[Exercise aim]:
Copy each line where the word "text" occurs.

(Excerpt from a dataset)
╭──

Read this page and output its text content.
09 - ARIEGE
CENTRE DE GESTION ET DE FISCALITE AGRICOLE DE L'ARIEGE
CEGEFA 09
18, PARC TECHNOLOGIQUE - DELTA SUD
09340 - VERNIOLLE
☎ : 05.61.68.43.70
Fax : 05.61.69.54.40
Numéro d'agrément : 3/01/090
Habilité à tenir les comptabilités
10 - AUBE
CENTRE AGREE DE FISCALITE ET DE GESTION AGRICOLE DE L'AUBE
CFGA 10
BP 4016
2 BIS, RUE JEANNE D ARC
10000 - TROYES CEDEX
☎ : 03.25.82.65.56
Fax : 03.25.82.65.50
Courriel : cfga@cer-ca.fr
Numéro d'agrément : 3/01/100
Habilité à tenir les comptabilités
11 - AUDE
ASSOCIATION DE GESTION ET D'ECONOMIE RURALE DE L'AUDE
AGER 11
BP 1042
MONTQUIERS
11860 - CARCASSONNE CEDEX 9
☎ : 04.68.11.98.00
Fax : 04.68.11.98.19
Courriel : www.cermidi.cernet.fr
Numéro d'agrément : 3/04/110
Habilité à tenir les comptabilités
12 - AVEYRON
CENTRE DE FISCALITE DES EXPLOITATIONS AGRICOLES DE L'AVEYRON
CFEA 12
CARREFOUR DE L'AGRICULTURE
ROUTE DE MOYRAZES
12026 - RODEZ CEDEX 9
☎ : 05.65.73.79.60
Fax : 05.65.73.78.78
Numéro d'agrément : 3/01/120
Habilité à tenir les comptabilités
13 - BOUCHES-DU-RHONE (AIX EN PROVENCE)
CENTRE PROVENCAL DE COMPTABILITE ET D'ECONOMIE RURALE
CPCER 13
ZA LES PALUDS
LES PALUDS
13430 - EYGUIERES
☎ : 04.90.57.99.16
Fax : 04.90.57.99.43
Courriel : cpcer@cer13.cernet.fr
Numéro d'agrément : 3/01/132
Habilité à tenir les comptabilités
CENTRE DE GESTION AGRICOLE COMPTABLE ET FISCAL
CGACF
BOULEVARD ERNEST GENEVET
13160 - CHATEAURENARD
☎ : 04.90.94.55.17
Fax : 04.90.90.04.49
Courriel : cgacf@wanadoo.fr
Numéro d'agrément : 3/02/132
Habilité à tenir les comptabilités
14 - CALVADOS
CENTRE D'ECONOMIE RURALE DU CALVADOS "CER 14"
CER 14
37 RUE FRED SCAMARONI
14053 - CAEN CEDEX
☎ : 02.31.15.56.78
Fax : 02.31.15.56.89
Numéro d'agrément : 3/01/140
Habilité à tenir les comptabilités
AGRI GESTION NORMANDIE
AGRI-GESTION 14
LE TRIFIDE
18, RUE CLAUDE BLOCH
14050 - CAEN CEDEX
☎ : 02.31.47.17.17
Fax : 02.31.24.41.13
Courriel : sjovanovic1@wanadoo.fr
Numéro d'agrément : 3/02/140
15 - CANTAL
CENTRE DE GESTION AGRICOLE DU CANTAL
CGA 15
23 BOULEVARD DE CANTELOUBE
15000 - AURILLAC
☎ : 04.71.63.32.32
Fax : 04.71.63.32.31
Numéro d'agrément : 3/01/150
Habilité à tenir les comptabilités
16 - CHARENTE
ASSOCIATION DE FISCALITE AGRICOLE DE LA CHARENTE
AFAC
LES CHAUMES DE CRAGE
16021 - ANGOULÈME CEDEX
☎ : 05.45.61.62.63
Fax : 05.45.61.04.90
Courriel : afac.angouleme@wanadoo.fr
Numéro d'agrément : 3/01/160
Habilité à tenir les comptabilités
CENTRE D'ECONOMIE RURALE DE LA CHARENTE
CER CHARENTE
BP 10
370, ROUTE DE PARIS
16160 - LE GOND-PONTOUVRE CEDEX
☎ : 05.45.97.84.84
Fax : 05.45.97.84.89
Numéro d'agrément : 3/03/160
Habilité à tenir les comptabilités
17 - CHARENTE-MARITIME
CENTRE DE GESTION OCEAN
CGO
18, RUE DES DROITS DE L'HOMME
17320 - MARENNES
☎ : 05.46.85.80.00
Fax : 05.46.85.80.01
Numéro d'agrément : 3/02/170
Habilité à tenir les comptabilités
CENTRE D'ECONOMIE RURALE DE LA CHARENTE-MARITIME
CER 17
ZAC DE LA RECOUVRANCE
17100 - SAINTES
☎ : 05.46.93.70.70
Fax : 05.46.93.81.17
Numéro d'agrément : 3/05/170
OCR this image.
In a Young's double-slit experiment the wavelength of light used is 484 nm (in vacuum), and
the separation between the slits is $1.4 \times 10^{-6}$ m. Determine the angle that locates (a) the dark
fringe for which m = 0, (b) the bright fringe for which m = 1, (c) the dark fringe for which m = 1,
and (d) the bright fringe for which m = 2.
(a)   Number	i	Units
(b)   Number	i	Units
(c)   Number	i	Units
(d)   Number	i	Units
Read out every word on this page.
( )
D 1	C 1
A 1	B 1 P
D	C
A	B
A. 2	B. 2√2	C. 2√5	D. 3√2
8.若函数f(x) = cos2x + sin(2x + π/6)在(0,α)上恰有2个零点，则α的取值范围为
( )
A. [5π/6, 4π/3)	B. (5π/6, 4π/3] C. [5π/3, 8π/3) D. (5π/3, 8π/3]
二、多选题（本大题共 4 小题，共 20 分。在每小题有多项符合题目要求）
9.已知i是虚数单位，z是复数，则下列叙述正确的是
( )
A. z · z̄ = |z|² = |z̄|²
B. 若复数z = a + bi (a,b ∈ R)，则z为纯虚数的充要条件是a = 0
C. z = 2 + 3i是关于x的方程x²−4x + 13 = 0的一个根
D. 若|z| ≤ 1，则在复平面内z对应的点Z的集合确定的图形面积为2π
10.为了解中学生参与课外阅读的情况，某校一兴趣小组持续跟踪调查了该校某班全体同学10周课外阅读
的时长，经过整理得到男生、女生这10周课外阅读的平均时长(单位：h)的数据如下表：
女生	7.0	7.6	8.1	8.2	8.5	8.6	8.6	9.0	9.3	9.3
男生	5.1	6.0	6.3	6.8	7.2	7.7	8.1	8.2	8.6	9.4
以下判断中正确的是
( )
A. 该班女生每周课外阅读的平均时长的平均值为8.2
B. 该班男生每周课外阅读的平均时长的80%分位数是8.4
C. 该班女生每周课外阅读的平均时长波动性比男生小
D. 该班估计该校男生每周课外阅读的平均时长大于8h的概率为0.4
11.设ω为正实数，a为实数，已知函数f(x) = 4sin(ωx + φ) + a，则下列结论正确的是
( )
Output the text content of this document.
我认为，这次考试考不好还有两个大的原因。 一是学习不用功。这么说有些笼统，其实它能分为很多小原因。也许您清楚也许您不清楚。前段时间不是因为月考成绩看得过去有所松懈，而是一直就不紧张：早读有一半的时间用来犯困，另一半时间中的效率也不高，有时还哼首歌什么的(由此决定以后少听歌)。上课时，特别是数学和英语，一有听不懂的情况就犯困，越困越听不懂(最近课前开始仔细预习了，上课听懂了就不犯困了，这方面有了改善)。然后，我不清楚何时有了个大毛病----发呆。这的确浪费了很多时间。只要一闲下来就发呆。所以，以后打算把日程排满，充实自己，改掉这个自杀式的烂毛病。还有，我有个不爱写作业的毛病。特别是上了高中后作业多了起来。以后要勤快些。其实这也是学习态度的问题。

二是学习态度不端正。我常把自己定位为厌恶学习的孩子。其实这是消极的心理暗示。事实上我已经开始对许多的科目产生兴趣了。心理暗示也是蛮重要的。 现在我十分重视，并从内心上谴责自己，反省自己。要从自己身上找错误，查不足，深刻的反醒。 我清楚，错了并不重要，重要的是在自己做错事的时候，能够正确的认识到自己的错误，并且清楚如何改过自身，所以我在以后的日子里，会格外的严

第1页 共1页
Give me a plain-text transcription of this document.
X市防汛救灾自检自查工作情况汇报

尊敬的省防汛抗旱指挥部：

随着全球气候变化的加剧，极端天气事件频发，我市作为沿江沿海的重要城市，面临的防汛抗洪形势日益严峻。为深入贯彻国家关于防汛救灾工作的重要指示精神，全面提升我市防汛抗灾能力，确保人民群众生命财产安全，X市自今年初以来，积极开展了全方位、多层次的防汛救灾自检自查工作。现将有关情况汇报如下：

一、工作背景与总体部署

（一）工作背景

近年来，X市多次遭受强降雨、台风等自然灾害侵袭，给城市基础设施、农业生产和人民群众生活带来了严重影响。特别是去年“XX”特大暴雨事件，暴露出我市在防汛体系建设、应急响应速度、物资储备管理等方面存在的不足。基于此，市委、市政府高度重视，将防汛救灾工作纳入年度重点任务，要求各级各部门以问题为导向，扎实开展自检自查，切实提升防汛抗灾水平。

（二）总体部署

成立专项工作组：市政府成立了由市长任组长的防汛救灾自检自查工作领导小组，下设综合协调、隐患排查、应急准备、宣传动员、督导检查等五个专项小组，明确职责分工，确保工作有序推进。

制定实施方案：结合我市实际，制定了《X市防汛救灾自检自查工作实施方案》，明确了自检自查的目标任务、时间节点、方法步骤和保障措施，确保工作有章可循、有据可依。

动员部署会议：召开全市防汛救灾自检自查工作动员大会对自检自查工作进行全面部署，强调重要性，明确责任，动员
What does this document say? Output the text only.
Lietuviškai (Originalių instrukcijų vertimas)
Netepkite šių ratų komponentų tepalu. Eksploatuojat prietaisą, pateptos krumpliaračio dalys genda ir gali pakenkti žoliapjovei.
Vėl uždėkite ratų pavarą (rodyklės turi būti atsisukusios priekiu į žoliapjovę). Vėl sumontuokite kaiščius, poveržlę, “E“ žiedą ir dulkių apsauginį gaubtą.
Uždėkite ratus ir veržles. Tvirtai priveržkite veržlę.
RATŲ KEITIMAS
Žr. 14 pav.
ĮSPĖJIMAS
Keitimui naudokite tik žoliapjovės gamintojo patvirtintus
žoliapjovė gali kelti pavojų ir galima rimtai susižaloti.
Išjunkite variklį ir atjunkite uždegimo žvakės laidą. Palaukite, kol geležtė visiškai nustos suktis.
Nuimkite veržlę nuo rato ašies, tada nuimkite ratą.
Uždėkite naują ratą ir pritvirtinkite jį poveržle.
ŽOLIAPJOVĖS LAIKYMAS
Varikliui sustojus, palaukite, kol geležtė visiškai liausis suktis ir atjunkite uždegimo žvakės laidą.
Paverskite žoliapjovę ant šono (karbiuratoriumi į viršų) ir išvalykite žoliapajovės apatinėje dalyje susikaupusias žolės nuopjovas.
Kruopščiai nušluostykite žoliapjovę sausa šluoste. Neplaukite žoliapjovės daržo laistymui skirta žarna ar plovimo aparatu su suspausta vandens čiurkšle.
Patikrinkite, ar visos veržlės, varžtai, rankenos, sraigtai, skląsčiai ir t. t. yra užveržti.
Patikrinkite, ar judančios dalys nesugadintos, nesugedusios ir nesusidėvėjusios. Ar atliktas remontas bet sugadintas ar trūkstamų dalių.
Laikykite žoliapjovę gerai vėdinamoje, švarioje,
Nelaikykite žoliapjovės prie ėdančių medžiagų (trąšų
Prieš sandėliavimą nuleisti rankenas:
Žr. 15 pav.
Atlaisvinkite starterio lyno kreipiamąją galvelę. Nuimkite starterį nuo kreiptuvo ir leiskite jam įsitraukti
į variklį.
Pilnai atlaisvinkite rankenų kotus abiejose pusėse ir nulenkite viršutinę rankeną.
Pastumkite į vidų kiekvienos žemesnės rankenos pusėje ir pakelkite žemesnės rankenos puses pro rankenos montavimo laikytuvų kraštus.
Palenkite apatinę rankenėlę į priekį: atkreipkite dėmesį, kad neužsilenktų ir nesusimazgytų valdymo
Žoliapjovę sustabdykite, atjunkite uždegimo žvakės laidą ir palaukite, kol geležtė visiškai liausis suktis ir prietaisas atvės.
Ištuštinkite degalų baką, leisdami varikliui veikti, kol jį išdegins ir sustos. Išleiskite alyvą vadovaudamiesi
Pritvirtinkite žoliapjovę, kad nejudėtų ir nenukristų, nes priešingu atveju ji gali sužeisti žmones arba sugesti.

╰──

[Completed exercise]:
Read this page and output its text content.
Output the text content of this document.
Give me a plain-text transcription of this document.
What does this document say? Output the text only.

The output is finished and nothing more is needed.